BEGIN AVAILABLE DATA

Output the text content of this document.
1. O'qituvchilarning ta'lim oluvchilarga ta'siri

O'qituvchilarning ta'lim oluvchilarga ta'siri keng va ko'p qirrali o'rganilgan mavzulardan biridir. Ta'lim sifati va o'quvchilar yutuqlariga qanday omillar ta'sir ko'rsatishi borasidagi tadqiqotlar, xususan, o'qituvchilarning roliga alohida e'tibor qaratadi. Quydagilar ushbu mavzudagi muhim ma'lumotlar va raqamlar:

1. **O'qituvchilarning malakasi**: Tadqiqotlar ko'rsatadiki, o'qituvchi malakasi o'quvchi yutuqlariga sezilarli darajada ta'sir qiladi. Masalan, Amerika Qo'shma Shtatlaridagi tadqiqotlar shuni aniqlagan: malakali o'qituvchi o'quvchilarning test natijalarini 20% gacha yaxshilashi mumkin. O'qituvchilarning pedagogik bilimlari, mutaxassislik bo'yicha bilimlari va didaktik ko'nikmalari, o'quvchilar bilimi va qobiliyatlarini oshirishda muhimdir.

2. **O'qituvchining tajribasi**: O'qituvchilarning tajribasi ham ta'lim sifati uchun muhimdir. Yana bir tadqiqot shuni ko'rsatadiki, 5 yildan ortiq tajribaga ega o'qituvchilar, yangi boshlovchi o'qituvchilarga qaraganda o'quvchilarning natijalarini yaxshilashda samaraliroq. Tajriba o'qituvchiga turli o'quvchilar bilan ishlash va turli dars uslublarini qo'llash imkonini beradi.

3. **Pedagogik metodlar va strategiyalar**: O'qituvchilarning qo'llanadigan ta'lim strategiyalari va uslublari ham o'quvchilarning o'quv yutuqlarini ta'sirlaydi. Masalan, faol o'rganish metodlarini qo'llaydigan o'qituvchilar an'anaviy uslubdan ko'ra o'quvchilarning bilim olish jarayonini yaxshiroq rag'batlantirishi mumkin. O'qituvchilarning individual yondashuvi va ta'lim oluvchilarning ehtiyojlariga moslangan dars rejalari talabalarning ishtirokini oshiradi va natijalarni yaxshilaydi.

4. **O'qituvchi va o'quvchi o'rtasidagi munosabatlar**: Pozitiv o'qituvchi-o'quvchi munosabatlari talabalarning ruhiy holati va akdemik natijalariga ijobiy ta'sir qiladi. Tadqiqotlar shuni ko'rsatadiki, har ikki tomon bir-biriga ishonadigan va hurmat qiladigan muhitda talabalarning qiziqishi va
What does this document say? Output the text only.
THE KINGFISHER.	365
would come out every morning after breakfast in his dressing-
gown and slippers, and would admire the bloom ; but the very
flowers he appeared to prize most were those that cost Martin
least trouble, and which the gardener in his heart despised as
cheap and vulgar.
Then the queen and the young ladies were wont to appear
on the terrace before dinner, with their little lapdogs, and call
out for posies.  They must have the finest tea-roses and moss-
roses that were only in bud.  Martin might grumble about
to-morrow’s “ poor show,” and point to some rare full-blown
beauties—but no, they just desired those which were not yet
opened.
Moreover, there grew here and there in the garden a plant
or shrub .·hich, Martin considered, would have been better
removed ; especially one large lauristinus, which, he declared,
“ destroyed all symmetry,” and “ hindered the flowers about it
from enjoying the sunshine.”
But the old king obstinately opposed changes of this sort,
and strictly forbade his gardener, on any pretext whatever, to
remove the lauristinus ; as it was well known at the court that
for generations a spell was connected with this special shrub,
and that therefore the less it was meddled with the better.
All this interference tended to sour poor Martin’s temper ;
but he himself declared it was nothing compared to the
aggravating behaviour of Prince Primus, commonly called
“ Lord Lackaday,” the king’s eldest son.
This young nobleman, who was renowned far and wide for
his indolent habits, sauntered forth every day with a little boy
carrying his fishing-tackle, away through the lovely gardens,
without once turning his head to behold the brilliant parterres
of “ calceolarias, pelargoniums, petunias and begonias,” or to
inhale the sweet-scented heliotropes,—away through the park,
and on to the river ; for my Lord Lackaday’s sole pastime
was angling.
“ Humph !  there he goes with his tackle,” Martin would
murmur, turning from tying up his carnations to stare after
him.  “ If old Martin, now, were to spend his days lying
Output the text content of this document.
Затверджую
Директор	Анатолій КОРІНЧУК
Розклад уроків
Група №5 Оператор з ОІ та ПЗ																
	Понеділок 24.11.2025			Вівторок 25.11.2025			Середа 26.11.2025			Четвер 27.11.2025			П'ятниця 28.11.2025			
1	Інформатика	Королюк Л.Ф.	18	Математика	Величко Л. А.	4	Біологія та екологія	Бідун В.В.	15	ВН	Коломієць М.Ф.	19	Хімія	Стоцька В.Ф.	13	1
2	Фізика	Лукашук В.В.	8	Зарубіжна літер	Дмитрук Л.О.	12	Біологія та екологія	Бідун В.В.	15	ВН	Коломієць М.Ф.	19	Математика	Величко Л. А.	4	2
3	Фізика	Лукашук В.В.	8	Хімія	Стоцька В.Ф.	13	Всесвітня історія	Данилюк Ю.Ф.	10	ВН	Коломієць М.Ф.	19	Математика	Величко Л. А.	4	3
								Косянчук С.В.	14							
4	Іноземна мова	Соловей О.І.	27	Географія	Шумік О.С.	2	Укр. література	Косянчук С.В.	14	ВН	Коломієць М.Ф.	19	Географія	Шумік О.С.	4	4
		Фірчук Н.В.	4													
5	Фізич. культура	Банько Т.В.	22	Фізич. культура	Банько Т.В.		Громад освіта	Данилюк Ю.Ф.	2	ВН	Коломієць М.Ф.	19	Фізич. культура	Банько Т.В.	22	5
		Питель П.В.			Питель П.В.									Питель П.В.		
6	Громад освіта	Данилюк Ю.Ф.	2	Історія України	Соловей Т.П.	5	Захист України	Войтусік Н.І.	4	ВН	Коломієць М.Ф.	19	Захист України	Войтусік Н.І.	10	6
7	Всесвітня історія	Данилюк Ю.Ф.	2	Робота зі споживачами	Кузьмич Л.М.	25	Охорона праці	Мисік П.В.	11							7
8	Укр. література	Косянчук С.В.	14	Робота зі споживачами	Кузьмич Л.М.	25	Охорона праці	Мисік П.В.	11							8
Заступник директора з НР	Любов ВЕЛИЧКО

END AVAILABLE DATA

### PROBLEM DESCRIPTION
Print the material once more, exactly.

### RESULT OF THE TASK
Output the text content of this document.
1. O'qituvchilarning ta'lim oluvchilarga ta'siri

O'qituvchilarning ta'lim oluvchilarga ta'siri keng va ko'p qirrali o'rganilgan mavzulardan biridir. Ta'lim sifati va o'quvchilar yutuqlariga qanday omillar ta'sir ko'rsatishi borasidagi tadqiqotlar, xususan, o'qituvchilarning roliga alohida e'tibor qaratadi. Quydagilar ushbu mavzudagi muhim ma'lumotlar va raqamlar:

1. **O'qituvchilarning malakasi**: Tadqiqotlar ko'rsatadiki, o'qituvchi malakasi o'quvchi yutuqlariga sezilarli darajada ta'sir qiladi. Masalan, Amerika Qo'shma Shtatlaridagi tadqiqotlar shuni aniqlagan: malakali o'qituvchi o'quvchilarning test natijalarini 20% gacha yaxshilashi mumkin. O'qituvchilarning pedagogik bilimlari, mutaxassislik bo'yicha bilimlari va didaktik ko'nikmalari, o'quvchilar bilimi va qobiliyatlarini oshirishda muhimdir.

2. **O'qituvchining tajribasi**: O'qituvchilarning tajribasi ham ta'lim sifati uchun muhimdir. Yana bir tadqiqot shuni ko'rsatadiki, 5 yildan ortiq tajribaga ega o'qituvchilar, yangi boshlovchi o'qituvchilarga qaraganda o'quvchilarning natijalarini yaxshilashda samaraliroq. Tajriba o'qituvchiga turli o'quvchilar bilan ishlash va turli dars uslublarini qo'llash imkonini beradi.

3. **Pedagogik metodlar va strategiyalar**: O'qituvchilarning qo'llanadigan ta'lim strategiyalari va uslublari ham o'quvchilarning o'quv yutuqlarini ta'sirlaydi. Masalan, faol o'rganish metodlarini qo'llaydigan o'qituvchilar an'anaviy uslubdan ko'ra o'quvchilarning bilim olish jarayonini yaxshiroq rag'batlantirishi mumkin. O'qituvchilarning individual yondashuvi va ta'lim oluvchilarning ehtiyojlariga moslangan dars rejalari talabalarning ishtirokini oshiradi va natijalarni yaxshilaydi.

4. **O'qituvchi va o'quvchi o'rtasidagi munosabatlar**: Pozitiv o'qituvchi-o'quvchi munosabatlari talabalarning ruhiy holati va akdemik natijalariga ijobiy ta'sir qiladi. Tadqiqotlar shuni ko'rsatadiki, har ikki tomon bir-biriga ishonadigan va hurmat qiladigan muhitda talabalarning qiziqishi va
What does this document say? Output the text only.
THE KINGFISHER.	365
would come out every morning after breakfast in his dressing-
gown and slippers, and would admire the bloom ; but the very
flowers he appeared to prize most were those that cost Martin
least trouble, and which the gardener in his heart despised as
cheap and vulgar.
Then the queen and the young ladies were wont to appear
on the terrace before dinner, with their little lapdogs, and call
out for posies.  They must have the finest tea-roses and moss-
roses that were only in bud.  Martin might grumble about
to-morrow’s “ poor show,” and point to some rare full-blown
beauties—but no, they just desired those which were not yet
opened.
Moreover, there grew here and there in the garden a plant
or shrub .·hich, Martin considered, would have been better
removed ; especially one large lauristinus, which, he declared,
“ destroyed all symmetry,” and “ hindered the flowers about it
from enjoying the sunshine.”
But the old king obstinately opposed changes of this sort,
and strictly forbade his gardener, on any pretext whatever, to
remove the lauristinus ; as it was well known at the court that
for generations a spell was connected with this special shrub,
and that therefore the less it was meddled with the better.
All this interference tended to sour poor Martin’s temper ;
but he himself declared it was nothing compared to the
aggravating behaviour of Prince Primus, commonly called
“ Lord Lackaday,” the king’s eldest son.
This young nobleman, who was renowned far and wide for
his indolent habits, sauntered forth every day with a little boy
carrying his fishing-tackle, away through the lovely gardens,
without once turning his head to behold the brilliant parterres
of “ calceolarias, pelargoniums, petunias and begonias,” or to
inhale the sweet-scented heliotropes,—away through the park,
and on to the river ; for my Lord Lackaday’s sole pastime
was angling.
“ Humph !  there he goes with his tackle,” Martin would
murmur, turning from tying up his carnations to stare after
him.  “ If old Martin, now, were to spend his days lying
Output the text content of this document.
Затверджую
Директор	Анатолій КОРІНЧУК
Розклад уроків
Група №5 Оператор з ОІ та ПЗ																
	Понеділок 24.11.2025			Вівторок 25.11.2025			Середа 26.11.2025			Четвер 27.11.2025			П'ятниця 28.11.2025			
1	Інформатика	Королюк Л.Ф.	18	Математика	Величко Л. А.	4	Біологія та екологія	Бідун В.В.	15	ВН	Коломієць М.Ф.	19	Хімія	Стоцька В.Ф.	13	1
2	Фізика	Лукашук В.В.	8	Зарубіжна літер	Дмитрук Л.О.	12	Біологія та екологія	Бідун В.В.	15	ВН	Коломієць М.Ф.	19	Математика	Величко Л. А.	4	2
3	Фізика	Лукашук В.В.	8	Хімія	Стоцька В.Ф.	13	Всесвітня історія	Данилюк Ю.Ф.	10	ВН	Коломієць М.Ф.	19	Математика	Величко Л. А.	4	3
								Косянчук С.В.	14							
4	Іноземна мова	Соловей О.І.	27	Географія	Шумік О.С.	2	Укр. література	Косянчук С.В.	14	ВН	Коломієць М.Ф.	19	Географія	Шумік О.С.	4	4
		Фірчук Н.В.	4													
5	Фізич. культура	Банько Т.В.	22	Фізич. культура	Банько Т.В.		Громад освіта	Данилюк Ю.Ф.	2	ВН	Коломієць М.Ф.	19	Фізич. культура	Банько Т.В.	22	5
		Питель П.В.			Питель П.В.									Питель П.В.		
6	Громад освіта	Данилюк Ю.Ф.	2	Історія України	Соловей Т.П.	5	Захист України	Войтусік Н.І.	4	ВН	Коломієць М.Ф.	19	Захист України	Войтусік Н.І.	10	6
7	Всесвітня історія	Данилюк Ю.Ф.	2	Робота зі споживачами	Кузьмич Л.М.	25	Охорона праці	Мисік П.В.	11							7
8	Укр. література	Косянчук С.В.	14	Робота зі споживачами	Кузьмич Л.М.	25	Охорона праці	Мисік П.В.	11							8
Заступник директора з НР	Любов ВЕЛИЧКО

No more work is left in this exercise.